| Instructions for the task |
Leave out the pictures and return every entry exactly as it appears.

| Dataset excerpts |
>>>

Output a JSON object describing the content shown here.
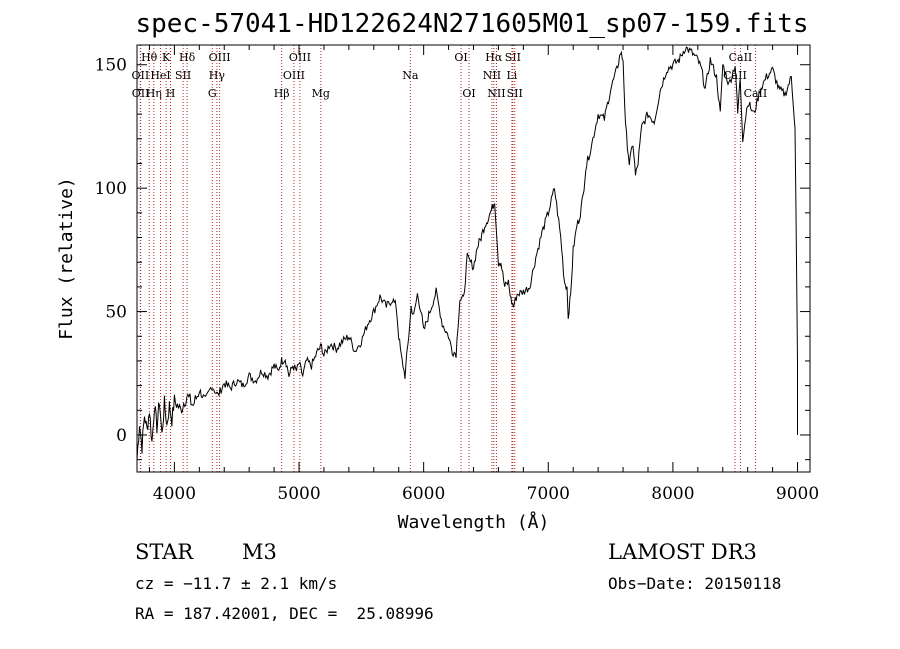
{
  "chart_data": {
    "type": "line",
    "title": "spec-57041-HD122624N271605M01_sp07-159.fits",
    "xlabel": "Wavelength (Å)",
    "ylabel": "Flux (relative)",
    "xlim": [
      3700,
      9100
    ],
    "ylim": [
      -15,
      158
    ],
    "xticks": [
      4000,
      5000,
      6000,
      7000,
      8000,
      9000
    ],
    "yticks": [
      0,
      50,
      100,
      150
    ],
    "series": [
      {
        "name": "spectrum",
        "x": [
          3700,
          3720,
          3740,
          3760,
          3780,
          3800,
          3820,
          3840,
          3860,
          3880,
          3900,
          3920,
          3940,
          3960,
          3980,
          4000,
          4050,
          4100,
          4150,
          4200,
          4250,
          4300,
          4350,
          4400,
          4450,
          4500,
          4550,
          4600,
          4650,
          4700,
          4750,
          4800,
          4830,
          4860,
          4890,
          4920,
          4950,
          4980,
          5000,
          5030,
          5060,
          5100,
          5150,
          5180,
          5200,
          5250,
          5300,
          5350,
          5400,
          5450,
          5500,
          5550,
          5600,
          5650,
          5700,
          5750,
          5780,
          5800,
          5820,
          5850,
          5880,
          5900,
          5920,
          5950,
          5980,
          6000,
          6050,
          6100,
          6150,
          6200,
          6230,
          6260,
          6290,
          6320,
          6350,
          6400,
          6430,
          6460,
          6490,
          6520,
          6550,
          6570,
          6600,
          6620,
          6650,
          6680,
          6700,
          6720,
          6750,
          6800,
          6850,
          6900,
          6950,
          7000,
          7050,
          7100,
          7130,
          7150,
          7160,
          7180,
          7200,
          7230,
          7250,
          7280,
          7300,
          7350,
          7400,
          7450,
          7500,
          7550,
          7580,
          7600,
          7620,
          7650,
          7680,
          7700,
          7720,
          7750,
          7800,
          7850,
          7900,
          7950,
          8000,
          8050,
          8100,
          8150,
          8200,
          8230,
          8260,
          8300,
          8350,
          8380,
          8400,
          8450,
          8500,
          8520,
          8540,
          8560,
          8600,
          8650,
          8700,
          8750,
          8800,
          8850,
          8900,
          8950,
          8980,
          9000,
          9000
        ],
        "values": [
          -10,
          5,
          -5,
          8,
          2,
          10,
          -3,
          12,
          3,
          14,
          0,
          13,
          4,
          12,
          6,
          14,
          10,
          16,
          12,
          18,
          14,
          20,
          16,
          21,
          19,
          22,
          20,
          24,
          22,
          26,
          24,
          28,
          26,
          30,
          31,
          24,
          28,
          26,
          29,
          24,
          30,
          28,
          34,
          36,
          32,
          37,
          35,
          38,
          40,
          34,
          38,
          45,
          50,
          56,
          52,
          55,
          52,
          40,
          32,
          24,
          40,
          52,
          48,
          57,
          50,
          42,
          50,
          58,
          45,
          40,
          34,
          33,
          55,
          55,
          72,
          68,
          76,
          80,
          85,
          88,
          92,
          95,
          70,
          70,
          60,
          62,
          55,
          52,
          57,
          58,
          60,
          72,
          82,
          90,
          100,
          80,
          62,
          60,
          48,
          57,
          75,
          85,
          88,
          97,
          108,
          118,
          130,
          128,
          140,
          148,
          155,
          152,
          125,
          110,
          118,
          105,
          110,
          125,
          130,
          127,
          140,
          148,
          150,
          152,
          157,
          155,
          152,
          148,
          140,
          152,
          145,
          130,
          150,
          142,
          150,
          130,
          145,
          120,
          135,
          130,
          140,
          145,
          148,
          140,
          138,
          145,
          125,
          30,
          0
        ]
      }
    ],
    "spectral_lines": [
      {
        "label": "Hθ",
        "wl": 3798,
        "row": 0
      },
      {
        "label": "OII",
        "wl": 3727,
        "row": 1
      },
      {
        "label": "OII",
        "wl": 3729,
        "row": 2
      },
      {
        "label": "Hη",
        "wl": 3835,
        "row": 2
      },
      {
        "label": "HeI",
        "wl": 3889,
        "row": 1
      },
      {
        "label": "K",
        "wl": 3934,
        "row": 0
      },
      {
        "label": "SII",
        "wl": 4070,
        "row": 1
      },
      {
        "label": "H",
        "wl": 3969,
        "row": 2
      },
      {
        "label": "Hδ",
        "wl": 4102,
        "row": 0
      },
      {
        "label": "OIII",
        "wl": 4363,
        "row": 0
      },
      {
        "label": "Hγ",
        "wl": 4341,
        "row": 1
      },
      {
        "label": "G",
        "wl": 4304,
        "row": 2
      },
      {
        "label": "OIII",
        "wl": 5007,
        "row": 0
      },
      {
        "label": "OIII",
        "wl": 4959,
        "row": 1
      },
      {
        "label": "Hβ",
        "wl": 4861,
        "row": 2
      },
      {
        "label": "Mg",
        "wl": 5175,
        "row": 2
      },
      {
        "label": "Na",
        "wl": 5893,
        "row": 1
      },
      {
        "label": "OI",
        "wl": 6300,
        "row": 0
      },
      {
        "label": "OI",
        "wl": 6364,
        "row": 2
      },
      {
        "label": "Hα",
        "wl": 6563,
        "row": 0
      },
      {
        "label": "SII",
        "wl": 6716,
        "row": 0
      },
      {
        "label": "NII",
        "wl": 6548,
        "row": 1
      },
      {
        "label": "Li",
        "wl": 6708,
        "row": 1
      },
      {
        "label": "NII",
        "wl": 6584,
        "row": 2
      },
      {
        "label": "SII",
        "wl": 6731,
        "row": 2
      },
      {
        "label": "CaII",
        "wl": 8542,
        "row": 0
      },
      {
        "label": "CaII",
        "wl": 8498,
        "row": 1
      },
      {
        "label": "CaII",
        "wl": 8662,
        "row": 2
      }
    ]
  },
  "info": {
    "class": "STAR",
    "subclass": "M3",
    "survey": "LAMOST DR3",
    "cz": "cz = −11.7 ± 2.1 km/s",
    "obs_date": "Obs−Date: 20150118",
    "coords": "RA = 187.42001, DEC =  25.08996"
  }
}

<<<

| Answer for this exercise |
Output a JSON object describing the content shown here.
{
  "chart_data": {
    "type": "line",
    "title": "spec-57041-HD122624N271605M01_sp07-159.fits",
    "xlabel": "Wavelength (Å)",
    "ylabel": "Flux (relative)",
    "xlim": [
      3700,
      9100
    ],
    "ylim": [
      -15,
      158
    ],
    "xticks": [
      4000,
      5000,
      6000,
      7000,
      8000,
      9000
    ],
    "yticks": [
      0,
      50,
      100,
      150
    ],
    "series": [
      {
        "name": "spectrum",
        "x": [
          3700,
          3720,
          3740,
          3760,
          3780,
          3800,
          3820,
          3840,
          3860,
          3880,
          3900,
          3920,
          3940,
          3960,
          3980,
          4000,
          4050,
          4100,
          4150,
          4200,
          4250,
          4300,
          4350,
          4400,
          4450,
          4500,
          4550,
          4600,
          4650,
          4700,
          4750,
          4800,
          4830,
          4860,
          4890,
          4920,
          4950,
          4980,
          5000,
          5030,
          5060,
          5100,
          5150,
          5180,
          5200,
          5250,
          5300,
          5350,
          5400,
          5450,
          5500,
          5550,
          5600,
          5650,
          5700,
          5750,
          5780,
          5800,
          5820,
          5850,
          5880,
          5900,
          5920,
          5950,
          5980,
          6000,
          6050,
          6100,
          6150,
          6200,
          6230,
          6260,
          6290,
          6320,
          6350,
          6400,
          6430,
          6460,
          6490,
          6520,
          6550,
          6570,
          6600,
          6620,
          6650,
          6680,
          6700,
          6720,
          6750,
          6800,
          6850,
          6900,
          6950,
          7000,
          7050,
          7100,
          7130,
          7150,
          7160,
          7180,
          7200,
          7230,
          7250,
          7280,
          7300,
          7350,
          7400,
          7450,
          7500,
          7550,
          7580,
          7600,
          7620,
          7650,
          7680,
          7700,
          7720,
          7750,
          7800,
          7850,
          7900,
          7950,
          8000,
          8050,
          8100,
          8150,
          8200,
          8230,
          8260,
          8300,
          8350,
          8380,
          8400,
          8450,
          8500,
          8520,
          8540,
          8560,
          8600,
          8650,
          8700,
          8750,
          8800,
          8850,
          8900,
          8950,
          8980,
          9000,
          9000
        ],
        "values": [
          -10,
          5,
          -5,
          8,
          2,
          10,
          -3,
          12,
          3,
          14,
          0,
          13,
          4,
          12,
          6,
          14,
          10,
          16,
          12,
          18,
          14,
          20,
          16,
          21,
          19,
          22,
          20,
          24,
          22,
          26,
          24,
          28,
          26,
          30,
          31,
          24,
          28,
          26,
          29,
          24,
          30,
          28,
          34,
          36,
          32,
          37,
          35,
          38,
          40,
          34,
          38,
          45,
          50,
          56,
          52,
          55,
          52,
          40,
          32,
          24,
          40,
          52,
          48,
          57,
          50,
          42,
          50,
          58,
          45,
          40,
          34,
          33,
          55,
          55,
          72,
          68,
          76,
          80,
          85,
          88,
          92,
          95,
          70,
          70,
          60,
          62,
          55,
          52,
          57,
          58,
          60,
          72,
          82,
          90,
          100,
          80,
          62,
          60,
          48,
          57,
          75,
          85,
          88,
          97,
          108,
          118,
          130,
          128,
          140,
          148,
          155,
          152,
          125,
          110,
          118,
          105,
          110,
          125,
          130,
          127,
          140,
          148,
          150,
          152,
          157,
          155,
          152,
          148,
          140,
          152,
          145,
          130,
          150,
          142,
          150,
          130,
          145,
          120,
          135,
          130,
          140,
          145,
          148,
          140,
          138,
          145,
          125,
          30,
          0
        ]
      }
    ],
    "spectral_lines": [
      {
        "label": "Hθ",
        "wl": 3798,
        "row": 0
      },
      {
        "label": "OII",
        "wl": 3727,
        "row": 1
      },
      {
        "label": "OII",
        "wl": 3729,
        "row": 2
      },
      {
        "label": "Hη",
        "wl": 3835,
        "row": 2
      },
      {
        "label": "HeI",
        "wl": 3889,
        "row": 1
      },
      {
        "label": "K",
        "wl": 3934,
        "row": 0
      },
      {
        "label": "SII",
        "wl": 4070,
        "row": 1
      },
      {
        "label": "H",
        "wl": 3969,
        "row": 2
      },
      {
        "label": "Hδ",
        "wl": 4102,
        "row": 0
      },
      {
        "label": "OIII",
        "wl": 4363,
        "row": 0
      },
      {
        "label": "Hγ",
        "wl": 4341,
        "row": 1
      },
      {
        "label": "G",
        "wl": 4304,
        "row": 2
      },
      {
        "label": "OIII",
        "wl": 5007,
        "row": 0
      },
      {
        "label": "OIII",
        "wl": 4959,
        "row": 1
      },
      {
        "label": "Hβ",
        "wl": 4861,
        "row": 2
      },
      {
        "label": "Mg",
        "wl": 5175,
        "row": 2
      },
      {
        "label": "Na",
        "wl": 5893,
        "row": 1
      },
      {
        "label": "OI",
        "wl": 6300,
        "row": 0
      },
      {
        "label": "OI",
        "wl": 6364,
        "row": 2
      },
      {
        "label": "Hα",
        "wl": 6563,
        "row": 0
      },
      {
        "label": "SII",
        "wl": 6716,
        "row": 0
      },
      {
        "label": "NII",
        "wl": 6548,
        "row": 1
      },
      {
        "label": "Li",
        "wl": 6708,
        "row": 1
      },
      {
        "label": "NII",
        "wl": 6584,
        "row": 2
      },
      {
        "label": "SII",
        "wl": 6731,
        "row": 2
      },
      {
        "label": "CaII",
        "wl": 8542,
        "row": 0
      },
      {
        "label": "CaII",
        "wl": 8498,
        "row": 1
      },
      {
        "label": "CaII",
        "wl": 8662,
        "row": 2
      }
    ]
  },
  "info": {
    "class": "STAR",
    "subclass": "M3",
    "survey": "LAMOST DR3",
    "cz": "cz = −11.7 ± 2.1 km/s",
    "obs_date": "Obs−Date: 20150118",
    "coords": "RA = 187.42001, DEC =  25.08996"
  }
}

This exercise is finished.